EXERCISE >>
Return every line below in which "home" appears.

RECORDS FOR THIS EXERCISE >>
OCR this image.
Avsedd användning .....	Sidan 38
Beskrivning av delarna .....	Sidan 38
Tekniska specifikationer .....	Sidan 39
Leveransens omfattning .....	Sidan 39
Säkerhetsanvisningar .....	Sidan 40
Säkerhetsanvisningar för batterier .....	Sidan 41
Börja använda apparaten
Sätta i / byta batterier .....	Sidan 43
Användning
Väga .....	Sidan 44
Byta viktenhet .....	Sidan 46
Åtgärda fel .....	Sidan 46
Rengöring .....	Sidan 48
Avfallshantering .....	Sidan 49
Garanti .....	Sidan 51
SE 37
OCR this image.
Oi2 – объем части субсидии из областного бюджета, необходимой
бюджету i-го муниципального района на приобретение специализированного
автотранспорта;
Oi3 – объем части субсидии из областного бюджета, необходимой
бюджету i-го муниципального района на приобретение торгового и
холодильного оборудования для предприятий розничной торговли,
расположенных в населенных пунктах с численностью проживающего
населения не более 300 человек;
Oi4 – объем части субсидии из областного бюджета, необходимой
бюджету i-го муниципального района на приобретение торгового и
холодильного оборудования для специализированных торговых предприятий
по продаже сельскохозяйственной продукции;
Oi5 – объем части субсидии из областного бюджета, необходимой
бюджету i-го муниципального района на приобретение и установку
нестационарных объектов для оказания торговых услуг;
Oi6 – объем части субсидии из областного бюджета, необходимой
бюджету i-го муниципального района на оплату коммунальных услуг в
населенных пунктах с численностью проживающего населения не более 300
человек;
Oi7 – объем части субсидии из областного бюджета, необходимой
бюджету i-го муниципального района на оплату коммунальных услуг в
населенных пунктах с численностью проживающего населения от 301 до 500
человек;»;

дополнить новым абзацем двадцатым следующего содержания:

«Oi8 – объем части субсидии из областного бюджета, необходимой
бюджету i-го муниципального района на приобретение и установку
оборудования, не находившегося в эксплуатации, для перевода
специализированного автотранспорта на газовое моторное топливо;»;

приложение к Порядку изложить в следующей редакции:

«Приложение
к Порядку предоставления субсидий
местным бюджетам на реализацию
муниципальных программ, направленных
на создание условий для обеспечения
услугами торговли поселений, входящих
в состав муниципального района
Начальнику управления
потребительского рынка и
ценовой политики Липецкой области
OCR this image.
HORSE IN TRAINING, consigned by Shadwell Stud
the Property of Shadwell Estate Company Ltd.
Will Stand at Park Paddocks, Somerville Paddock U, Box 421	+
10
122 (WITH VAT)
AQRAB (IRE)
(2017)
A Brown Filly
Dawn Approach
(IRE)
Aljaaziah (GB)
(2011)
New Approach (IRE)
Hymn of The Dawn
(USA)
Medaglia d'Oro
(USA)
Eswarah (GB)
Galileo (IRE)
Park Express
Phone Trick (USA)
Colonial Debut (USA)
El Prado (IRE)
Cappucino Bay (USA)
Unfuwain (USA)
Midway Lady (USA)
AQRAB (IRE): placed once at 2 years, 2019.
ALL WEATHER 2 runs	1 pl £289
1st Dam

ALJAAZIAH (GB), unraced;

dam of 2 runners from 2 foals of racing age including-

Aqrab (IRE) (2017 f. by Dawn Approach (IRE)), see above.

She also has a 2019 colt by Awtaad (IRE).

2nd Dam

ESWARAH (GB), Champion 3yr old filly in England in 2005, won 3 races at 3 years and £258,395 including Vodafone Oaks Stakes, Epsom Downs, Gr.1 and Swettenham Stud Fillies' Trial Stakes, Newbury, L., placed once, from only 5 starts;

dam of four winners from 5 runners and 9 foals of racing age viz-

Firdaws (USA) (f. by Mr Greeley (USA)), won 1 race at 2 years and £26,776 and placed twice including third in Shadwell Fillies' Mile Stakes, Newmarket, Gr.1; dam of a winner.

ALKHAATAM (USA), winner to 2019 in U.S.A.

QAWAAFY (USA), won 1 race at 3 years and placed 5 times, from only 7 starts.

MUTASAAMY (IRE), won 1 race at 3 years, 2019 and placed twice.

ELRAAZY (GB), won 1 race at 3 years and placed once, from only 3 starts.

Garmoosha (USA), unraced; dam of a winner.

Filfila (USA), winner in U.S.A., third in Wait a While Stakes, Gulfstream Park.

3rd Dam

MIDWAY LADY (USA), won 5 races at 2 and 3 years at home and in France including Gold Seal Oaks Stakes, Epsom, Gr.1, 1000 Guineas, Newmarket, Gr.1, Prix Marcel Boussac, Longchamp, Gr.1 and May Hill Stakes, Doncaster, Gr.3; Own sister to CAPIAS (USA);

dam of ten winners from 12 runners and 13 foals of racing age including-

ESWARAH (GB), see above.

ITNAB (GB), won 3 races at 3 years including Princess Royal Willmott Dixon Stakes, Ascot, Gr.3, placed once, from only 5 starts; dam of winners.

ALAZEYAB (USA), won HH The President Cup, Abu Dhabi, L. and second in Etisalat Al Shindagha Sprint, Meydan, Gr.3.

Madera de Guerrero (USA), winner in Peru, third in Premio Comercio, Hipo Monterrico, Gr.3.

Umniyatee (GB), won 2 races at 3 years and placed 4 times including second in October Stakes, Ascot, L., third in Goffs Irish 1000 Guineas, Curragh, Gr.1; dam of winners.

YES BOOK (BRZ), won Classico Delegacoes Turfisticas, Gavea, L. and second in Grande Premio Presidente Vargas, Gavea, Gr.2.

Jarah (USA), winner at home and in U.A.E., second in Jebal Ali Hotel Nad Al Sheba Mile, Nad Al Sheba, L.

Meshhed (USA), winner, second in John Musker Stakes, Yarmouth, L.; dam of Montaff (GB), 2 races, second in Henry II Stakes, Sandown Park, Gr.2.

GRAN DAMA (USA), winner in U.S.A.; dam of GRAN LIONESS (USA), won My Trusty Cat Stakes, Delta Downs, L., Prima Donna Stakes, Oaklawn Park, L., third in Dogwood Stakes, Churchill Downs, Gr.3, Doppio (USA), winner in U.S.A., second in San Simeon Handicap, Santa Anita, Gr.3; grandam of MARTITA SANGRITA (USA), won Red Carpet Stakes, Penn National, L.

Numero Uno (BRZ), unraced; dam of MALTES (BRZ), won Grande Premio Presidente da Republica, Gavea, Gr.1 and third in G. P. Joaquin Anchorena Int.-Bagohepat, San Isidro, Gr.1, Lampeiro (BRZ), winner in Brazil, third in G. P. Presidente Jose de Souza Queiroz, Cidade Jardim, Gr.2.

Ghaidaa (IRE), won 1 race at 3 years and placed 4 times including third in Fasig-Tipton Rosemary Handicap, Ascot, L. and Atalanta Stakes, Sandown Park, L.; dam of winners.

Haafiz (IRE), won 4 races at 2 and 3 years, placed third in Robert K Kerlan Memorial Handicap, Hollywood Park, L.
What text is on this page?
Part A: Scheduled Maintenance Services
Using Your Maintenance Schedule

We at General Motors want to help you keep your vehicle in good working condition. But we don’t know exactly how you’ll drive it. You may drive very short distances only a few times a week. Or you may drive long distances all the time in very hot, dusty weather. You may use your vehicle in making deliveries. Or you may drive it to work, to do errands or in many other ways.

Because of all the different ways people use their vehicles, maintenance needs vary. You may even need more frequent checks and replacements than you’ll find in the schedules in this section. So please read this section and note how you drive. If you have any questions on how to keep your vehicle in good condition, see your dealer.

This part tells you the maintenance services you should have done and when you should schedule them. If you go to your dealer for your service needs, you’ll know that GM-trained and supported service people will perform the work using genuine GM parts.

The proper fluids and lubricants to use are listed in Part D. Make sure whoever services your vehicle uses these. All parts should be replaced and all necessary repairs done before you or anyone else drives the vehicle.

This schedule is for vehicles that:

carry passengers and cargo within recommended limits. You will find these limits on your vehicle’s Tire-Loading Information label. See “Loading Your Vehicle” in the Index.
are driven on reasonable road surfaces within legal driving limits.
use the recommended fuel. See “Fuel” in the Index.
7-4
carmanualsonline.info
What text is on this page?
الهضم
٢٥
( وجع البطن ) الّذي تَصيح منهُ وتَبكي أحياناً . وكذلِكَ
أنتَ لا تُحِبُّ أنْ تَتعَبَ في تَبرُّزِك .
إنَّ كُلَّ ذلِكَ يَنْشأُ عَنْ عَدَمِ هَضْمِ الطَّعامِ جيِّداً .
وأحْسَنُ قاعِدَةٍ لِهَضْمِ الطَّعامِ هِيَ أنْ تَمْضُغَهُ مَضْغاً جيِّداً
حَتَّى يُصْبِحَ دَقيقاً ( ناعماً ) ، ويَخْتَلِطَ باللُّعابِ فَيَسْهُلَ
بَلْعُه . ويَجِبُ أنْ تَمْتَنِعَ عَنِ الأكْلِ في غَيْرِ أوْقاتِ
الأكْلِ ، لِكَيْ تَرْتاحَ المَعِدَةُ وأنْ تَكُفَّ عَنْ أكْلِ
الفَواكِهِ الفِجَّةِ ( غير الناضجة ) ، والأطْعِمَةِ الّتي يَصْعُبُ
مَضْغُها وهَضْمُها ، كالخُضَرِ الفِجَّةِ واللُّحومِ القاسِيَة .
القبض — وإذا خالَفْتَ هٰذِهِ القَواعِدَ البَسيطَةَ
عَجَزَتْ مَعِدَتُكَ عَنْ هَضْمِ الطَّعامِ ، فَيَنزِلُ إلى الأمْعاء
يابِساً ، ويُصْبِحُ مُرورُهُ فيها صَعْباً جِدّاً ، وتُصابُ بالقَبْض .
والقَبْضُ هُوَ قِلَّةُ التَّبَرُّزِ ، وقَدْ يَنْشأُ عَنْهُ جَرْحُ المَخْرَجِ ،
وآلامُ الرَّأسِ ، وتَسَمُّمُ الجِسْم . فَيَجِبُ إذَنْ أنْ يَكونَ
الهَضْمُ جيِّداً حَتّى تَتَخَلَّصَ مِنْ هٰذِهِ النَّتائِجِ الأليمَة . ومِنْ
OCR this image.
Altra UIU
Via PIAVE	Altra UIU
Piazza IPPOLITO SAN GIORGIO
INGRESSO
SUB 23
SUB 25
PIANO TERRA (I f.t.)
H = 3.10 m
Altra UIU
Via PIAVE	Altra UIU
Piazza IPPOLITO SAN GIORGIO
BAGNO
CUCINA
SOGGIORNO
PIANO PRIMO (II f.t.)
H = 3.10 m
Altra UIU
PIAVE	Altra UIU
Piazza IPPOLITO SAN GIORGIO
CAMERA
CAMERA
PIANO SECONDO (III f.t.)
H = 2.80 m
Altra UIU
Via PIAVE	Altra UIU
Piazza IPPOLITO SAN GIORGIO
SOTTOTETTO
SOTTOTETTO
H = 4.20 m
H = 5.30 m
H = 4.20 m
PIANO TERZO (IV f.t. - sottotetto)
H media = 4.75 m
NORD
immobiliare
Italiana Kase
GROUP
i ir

CORRECT RESULT >>
MIDWAY LADY (USA), won 5 races at 2 and 3 years at home and in France including Gold Seal Oaks Stakes, Epsom, Gr.1, 1000 Guineas, Newmarket, Gr.1, Prix Marcel Boussac, Longchamp, Gr.1 and May Hill Stakes, Doncaster, Gr.3; Own sister to CAPIAS (USA);
Jarah (USA), winner at home and in U.A.E., second in Jebal Ali Hotel Nad Al Sheba Mile, Nad Al Sheba, L.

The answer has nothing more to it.